DATASET
• • •

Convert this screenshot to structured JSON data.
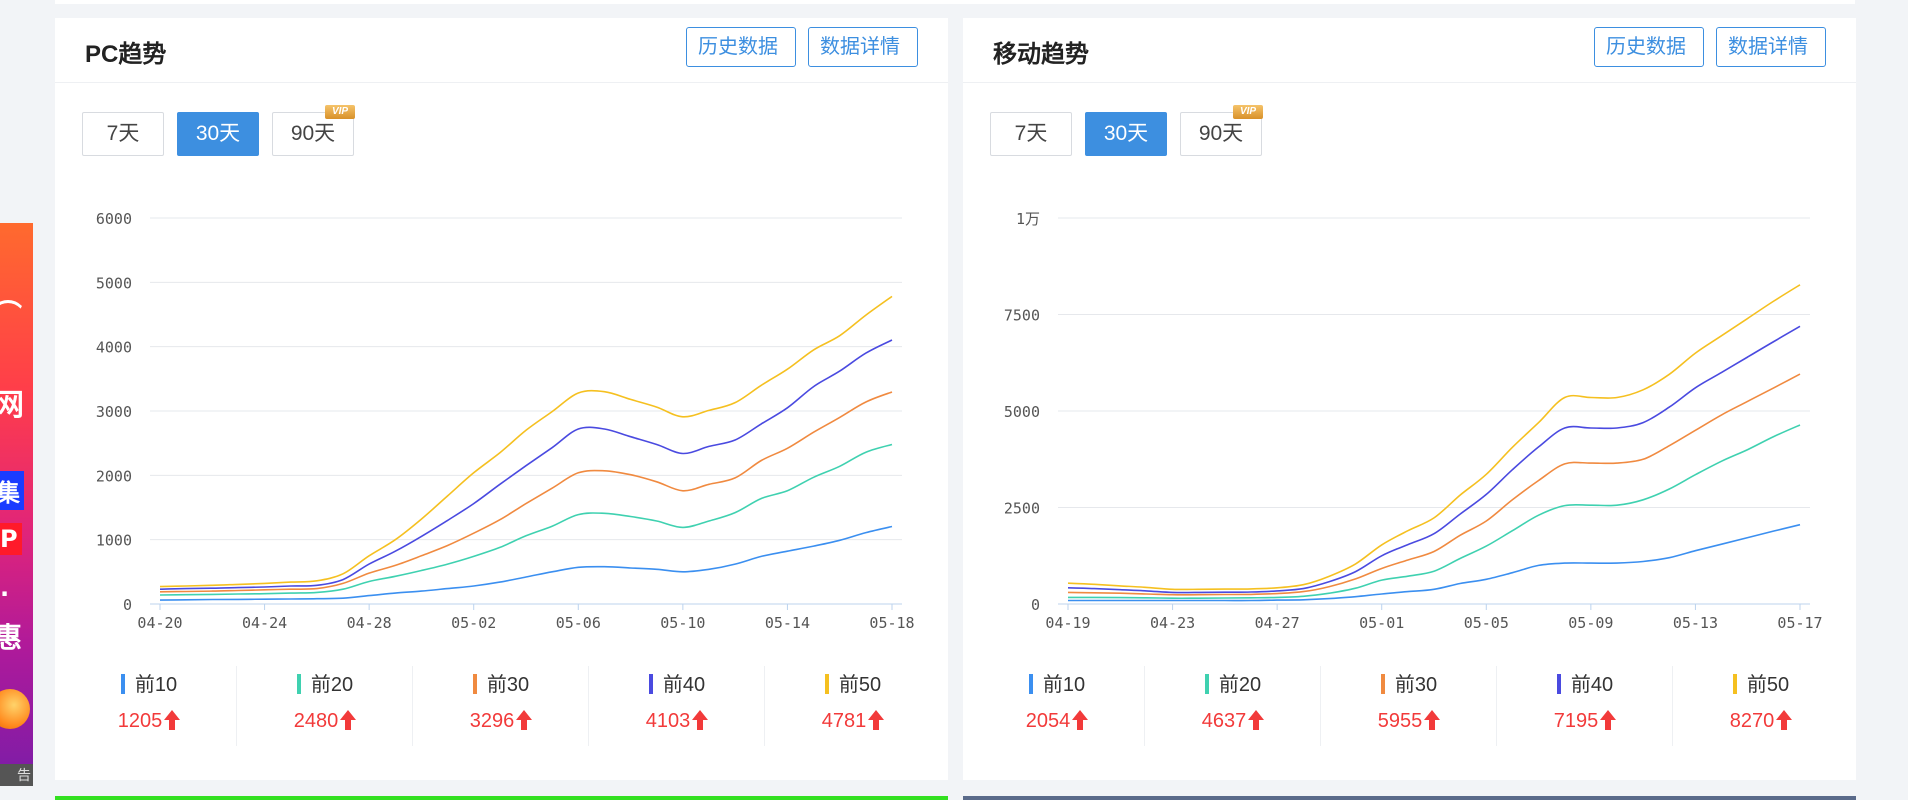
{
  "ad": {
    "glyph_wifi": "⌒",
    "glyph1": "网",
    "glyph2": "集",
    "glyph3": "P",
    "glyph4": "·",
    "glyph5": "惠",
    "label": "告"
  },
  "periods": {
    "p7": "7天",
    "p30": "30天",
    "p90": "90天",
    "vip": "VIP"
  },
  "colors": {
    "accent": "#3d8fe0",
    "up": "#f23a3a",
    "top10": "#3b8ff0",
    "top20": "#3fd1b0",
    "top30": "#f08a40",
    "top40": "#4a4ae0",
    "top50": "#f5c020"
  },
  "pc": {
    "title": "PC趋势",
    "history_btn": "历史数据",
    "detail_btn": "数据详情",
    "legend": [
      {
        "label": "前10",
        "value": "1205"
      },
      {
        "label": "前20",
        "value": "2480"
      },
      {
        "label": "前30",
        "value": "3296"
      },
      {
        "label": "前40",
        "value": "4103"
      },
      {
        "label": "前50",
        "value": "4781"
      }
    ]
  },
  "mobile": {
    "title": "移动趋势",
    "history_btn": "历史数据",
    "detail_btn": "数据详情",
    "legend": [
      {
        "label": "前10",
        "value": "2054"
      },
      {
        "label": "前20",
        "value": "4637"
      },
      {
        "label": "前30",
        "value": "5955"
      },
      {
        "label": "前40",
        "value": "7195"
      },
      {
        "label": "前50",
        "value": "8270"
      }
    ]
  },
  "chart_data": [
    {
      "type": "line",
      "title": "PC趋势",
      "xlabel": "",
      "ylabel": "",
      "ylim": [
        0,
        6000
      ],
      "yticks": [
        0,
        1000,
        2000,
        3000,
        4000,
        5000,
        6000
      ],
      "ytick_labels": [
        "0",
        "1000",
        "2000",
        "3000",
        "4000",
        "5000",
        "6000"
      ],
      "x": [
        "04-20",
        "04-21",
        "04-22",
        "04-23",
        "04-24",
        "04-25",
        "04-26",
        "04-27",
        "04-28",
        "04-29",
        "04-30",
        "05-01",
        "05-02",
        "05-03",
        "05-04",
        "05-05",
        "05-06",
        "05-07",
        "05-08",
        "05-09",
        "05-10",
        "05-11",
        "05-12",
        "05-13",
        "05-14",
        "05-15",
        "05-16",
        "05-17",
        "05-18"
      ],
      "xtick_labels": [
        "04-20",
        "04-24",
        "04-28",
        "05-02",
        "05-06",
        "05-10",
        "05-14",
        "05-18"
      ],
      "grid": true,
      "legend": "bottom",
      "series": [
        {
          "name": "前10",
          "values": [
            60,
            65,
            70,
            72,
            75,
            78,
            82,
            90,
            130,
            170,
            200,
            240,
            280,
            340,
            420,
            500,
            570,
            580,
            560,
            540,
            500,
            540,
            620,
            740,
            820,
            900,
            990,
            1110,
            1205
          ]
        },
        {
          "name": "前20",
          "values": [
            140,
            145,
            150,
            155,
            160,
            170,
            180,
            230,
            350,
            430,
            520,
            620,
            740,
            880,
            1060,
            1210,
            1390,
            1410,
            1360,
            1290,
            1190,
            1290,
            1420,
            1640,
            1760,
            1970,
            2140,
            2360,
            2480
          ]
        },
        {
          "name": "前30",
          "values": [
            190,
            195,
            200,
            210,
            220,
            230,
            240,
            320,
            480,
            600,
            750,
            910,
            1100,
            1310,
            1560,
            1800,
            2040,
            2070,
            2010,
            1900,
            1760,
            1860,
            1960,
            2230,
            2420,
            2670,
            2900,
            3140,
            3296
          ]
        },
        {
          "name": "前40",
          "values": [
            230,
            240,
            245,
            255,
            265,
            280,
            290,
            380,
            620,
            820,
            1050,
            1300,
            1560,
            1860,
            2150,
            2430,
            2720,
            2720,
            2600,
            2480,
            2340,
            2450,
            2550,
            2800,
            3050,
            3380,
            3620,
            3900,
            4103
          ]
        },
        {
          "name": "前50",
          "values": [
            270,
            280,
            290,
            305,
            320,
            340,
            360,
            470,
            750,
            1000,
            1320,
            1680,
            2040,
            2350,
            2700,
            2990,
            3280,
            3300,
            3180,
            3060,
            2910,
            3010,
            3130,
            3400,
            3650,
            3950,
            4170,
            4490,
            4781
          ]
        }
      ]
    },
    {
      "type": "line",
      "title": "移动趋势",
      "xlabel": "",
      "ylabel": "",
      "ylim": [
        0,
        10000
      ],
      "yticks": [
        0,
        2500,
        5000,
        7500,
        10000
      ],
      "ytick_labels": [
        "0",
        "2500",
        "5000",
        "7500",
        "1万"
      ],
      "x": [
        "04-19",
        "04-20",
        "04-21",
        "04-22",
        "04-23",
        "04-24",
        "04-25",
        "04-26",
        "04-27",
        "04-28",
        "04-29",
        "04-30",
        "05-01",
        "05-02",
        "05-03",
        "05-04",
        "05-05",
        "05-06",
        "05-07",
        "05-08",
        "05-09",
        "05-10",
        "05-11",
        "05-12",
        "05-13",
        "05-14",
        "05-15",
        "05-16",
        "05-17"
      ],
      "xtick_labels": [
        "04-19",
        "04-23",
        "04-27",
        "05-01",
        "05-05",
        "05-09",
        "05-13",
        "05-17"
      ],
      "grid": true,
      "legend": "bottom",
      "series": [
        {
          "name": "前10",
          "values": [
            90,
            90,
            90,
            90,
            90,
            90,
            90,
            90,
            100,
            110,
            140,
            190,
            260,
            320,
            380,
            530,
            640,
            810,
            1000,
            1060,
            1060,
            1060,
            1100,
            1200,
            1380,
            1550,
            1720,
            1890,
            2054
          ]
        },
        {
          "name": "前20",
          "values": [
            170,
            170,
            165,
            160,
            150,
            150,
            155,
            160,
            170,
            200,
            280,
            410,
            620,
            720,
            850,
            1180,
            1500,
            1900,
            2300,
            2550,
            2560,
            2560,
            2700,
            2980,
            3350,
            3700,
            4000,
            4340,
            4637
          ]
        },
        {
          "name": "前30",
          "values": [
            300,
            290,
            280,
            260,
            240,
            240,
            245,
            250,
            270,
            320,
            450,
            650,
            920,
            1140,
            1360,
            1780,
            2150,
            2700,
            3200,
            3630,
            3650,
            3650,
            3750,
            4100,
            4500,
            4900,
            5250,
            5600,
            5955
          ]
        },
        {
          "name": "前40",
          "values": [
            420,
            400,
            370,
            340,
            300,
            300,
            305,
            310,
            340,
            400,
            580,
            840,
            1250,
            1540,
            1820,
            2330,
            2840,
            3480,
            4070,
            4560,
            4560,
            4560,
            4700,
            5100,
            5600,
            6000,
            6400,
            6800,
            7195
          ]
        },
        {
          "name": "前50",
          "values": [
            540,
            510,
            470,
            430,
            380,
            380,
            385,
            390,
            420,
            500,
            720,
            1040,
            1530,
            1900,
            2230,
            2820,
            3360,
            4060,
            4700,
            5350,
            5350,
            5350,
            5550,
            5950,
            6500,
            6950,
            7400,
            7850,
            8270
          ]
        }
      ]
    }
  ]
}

• • •

Write out every record above exactly as it stands, but leave out the pictures.

Convert this screenshot to structured JSON data.
{
  "ad": {
    "glyph_wifi": "⌒",
    "glyph1": "网",
    "glyph2": "集",
    "glyph3": "P",
    "glyph4": "·",
    "glyph5": "惠",
    "label": "告"
  },
  "periods": {
    "p7": "7天",
    "p30": "30天",
    "p90": "90天",
    "vip": "VIP"
  },
  "colors": {
    "accent": "#3d8fe0",
    "up": "#f23a3a",
    "top10": "#3b8ff0",
    "top20": "#3fd1b0",
    "top30": "#f08a40",
    "top40": "#4a4ae0",
    "top50": "#f5c020"
  },
  "pc": {
    "title": "PC趋势",
    "history_btn": "历史数据",
    "detail_btn": "数据详情",
    "legend": [
      {
        "label": "前10",
        "value": "1205"
      },
      {
        "label": "前20",
        "value": "2480"
      },
      {
        "label": "前30",
        "value": "3296"
      },
      {
        "label": "前40",
        "value": "4103"
      },
      {
        "label": "前50",
        "value": "4781"
      }
    ]
  },
  "mobile": {
    "title": "移动趋势",
    "history_btn": "历史数据",
    "detail_btn": "数据详情",
    "legend": [
      {
        "label": "前10",
        "value": "2054"
      },
      {
        "label": "前20",
        "value": "4637"
      },
      {
        "label": "前30",
        "value": "5955"
      },
      {
        "label": "前40",
        "value": "7195"
      },
      {
        "label": "前50",
        "value": "8270"
      }
    ]
  },
  "chart_data": [
    {
      "type": "line",
      "title": "PC趋势",
      "xlabel": "",
      "ylabel": "",
      "ylim": [
        0,
        6000
      ],
      "yticks": [
        0,
        1000,
        2000,
        3000,
        4000,
        5000,
        6000
      ],
      "ytick_labels": [
        "0",
        "1000",
        "2000",
        "3000",
        "4000",
        "5000",
        "6000"
      ],
      "x": [
        "04-20",
        "04-21",
        "04-22",
        "04-23",
        "04-24",
        "04-25",
        "04-26",
        "04-27",
        "04-28",
        "04-29",
        "04-30",
        "05-01",
        "05-02",
        "05-03",
        "05-04",
        "05-05",
        "05-06",
        "05-07",
        "05-08",
        "05-09",
        "05-10",
        "05-11",
        "05-12",
        "05-13",
        "05-14",
        "05-15",
        "05-16",
        "05-17",
        "05-18"
      ],
      "xtick_labels": [
        "04-20",
        "04-24",
        "04-28",
        "05-02",
        "05-06",
        "05-10",
        "05-14",
        "05-18"
      ],
      "grid": true,
      "legend": "bottom",
      "series": [
        {
          "name": "前10",
          "values": [
            60,
            65,
            70,
            72,
            75,
            78,
            82,
            90,
            130,
            170,
            200,
            240,
            280,
            340,
            420,
            500,
            570,
            580,
            560,
            540,
            500,
            540,
            620,
            740,
            820,
            900,
            990,
            1110,
            1205
          ]
        },
        {
          "name": "前20",
          "values": [
            140,
            145,
            150,
            155,
            160,
            170,
            180,
            230,
            350,
            430,
            520,
            620,
            740,
            880,
            1060,
            1210,
            1390,
            1410,
            1360,
            1290,
            1190,
            1290,
            1420,
            1640,
            1760,
            1970,
            2140,
            2360,
            2480
          ]
        },
        {
          "name": "前30",
          "values": [
            190,
            195,
            200,
            210,
            220,
            230,
            240,
            320,
            480,
            600,
            750,
            910,
            1100,
            1310,
            1560,
            1800,
            2040,
            2070,
            2010,
            1900,
            1760,
            1860,
            1960,
            2230,
            2420,
            2670,
            2900,
            3140,
            3296
          ]
        },
        {
          "name": "前40",
          "values": [
            230,
            240,
            245,
            255,
            265,
            280,
            290,
            380,
            620,
            820,
            1050,
            1300,
            1560,
            1860,
            2150,
            2430,
            2720,
            2720,
            2600,
            2480,
            2340,
            2450,
            2550,
            2800,
            3050,
            3380,
            3620,
            3900,
            4103
          ]
        },
        {
          "name": "前50",
          "values": [
            270,
            280,
            290,
            305,
            320,
            340,
            360,
            470,
            750,
            1000,
            1320,
            1680,
            2040,
            2350,
            2700,
            2990,
            3280,
            3300,
            3180,
            3060,
            2910,
            3010,
            3130,
            3400,
            3650,
            3950,
            4170,
            4490,
            4781
          ]
        }
      ]
    },
    {
      "type": "line",
      "title": "移动趋势",
      "xlabel": "",
      "ylabel": "",
      "ylim": [
        0,
        10000
      ],
      "yticks": [
        0,
        2500,
        5000,
        7500,
        10000
      ],
      "ytick_labels": [
        "0",
        "2500",
        "5000",
        "7500",
        "1万"
      ],
      "x": [
        "04-19",
        "04-20",
        "04-21",
        "04-22",
        "04-23",
        "04-24",
        "04-25",
        "04-26",
        "04-27",
        "04-28",
        "04-29",
        "04-30",
        "05-01",
        "05-02",
        "05-03",
        "05-04",
        "05-05",
        "05-06",
        "05-07",
        "05-08",
        "05-09",
        "05-10",
        "05-11",
        "05-12",
        "05-13",
        "05-14",
        "05-15",
        "05-16",
        "05-17"
      ],
      "xtick_labels": [
        "04-19",
        "04-23",
        "04-27",
        "05-01",
        "05-05",
        "05-09",
        "05-13",
        "05-17"
      ],
      "grid": true,
      "legend": "bottom",
      "series": [
        {
          "name": "前10",
          "values": [
            90,
            90,
            90,
            90,
            90,
            90,
            90,
            90,
            100,
            110,
            140,
            190,
            260,
            320,
            380,
            530,
            640,
            810,
            1000,
            1060,
            1060,
            1060,
            1100,
            1200,
            1380,
            1550,
            1720,
            1890,
            2054
          ]
        },
        {
          "name": "前20",
          "values": [
            170,
            170,
            165,
            160,
            150,
            150,
            155,
            160,
            170,
            200,
            280,
            410,
            620,
            720,
            850,
            1180,
            1500,
            1900,
            2300,
            2550,
            2560,
            2560,
            2700,
            2980,
            3350,
            3700,
            4000,
            4340,
            4637
          ]
        },
        {
          "name": "前30",
          "values": [
            300,
            290,
            280,
            260,
            240,
            240,
            245,
            250,
            270,
            320,
            450,
            650,
            920,
            1140,
            1360,
            1780,
            2150,
            2700,
            3200,
            3630,
            3650,
            3650,
            3750,
            4100,
            4500,
            4900,
            5250,
            5600,
            5955
          ]
        },
        {
          "name": "前40",
          "values": [
            420,
            400,
            370,
            340,
            300,
            300,
            305,
            310,
            340,
            400,
            580,
            840,
            1250,
            1540,
            1820,
            2330,
            2840,
            3480,
            4070,
            4560,
            4560,
            4560,
            4700,
            5100,
            5600,
            6000,
            6400,
            6800,
            7195
          ]
        },
        {
          "name": "前50",
          "values": [
            540,
            510,
            470,
            430,
            380,
            380,
            385,
            390,
            420,
            500,
            720,
            1040,
            1530,
            1900,
            2230,
            2820,
            3360,
            4060,
            4700,
            5350,
            5350,
            5350,
            5550,
            5950,
            6500,
            6950,
            7400,
            7850,
            8270
          ]
        }
      ]
    }
  ]
}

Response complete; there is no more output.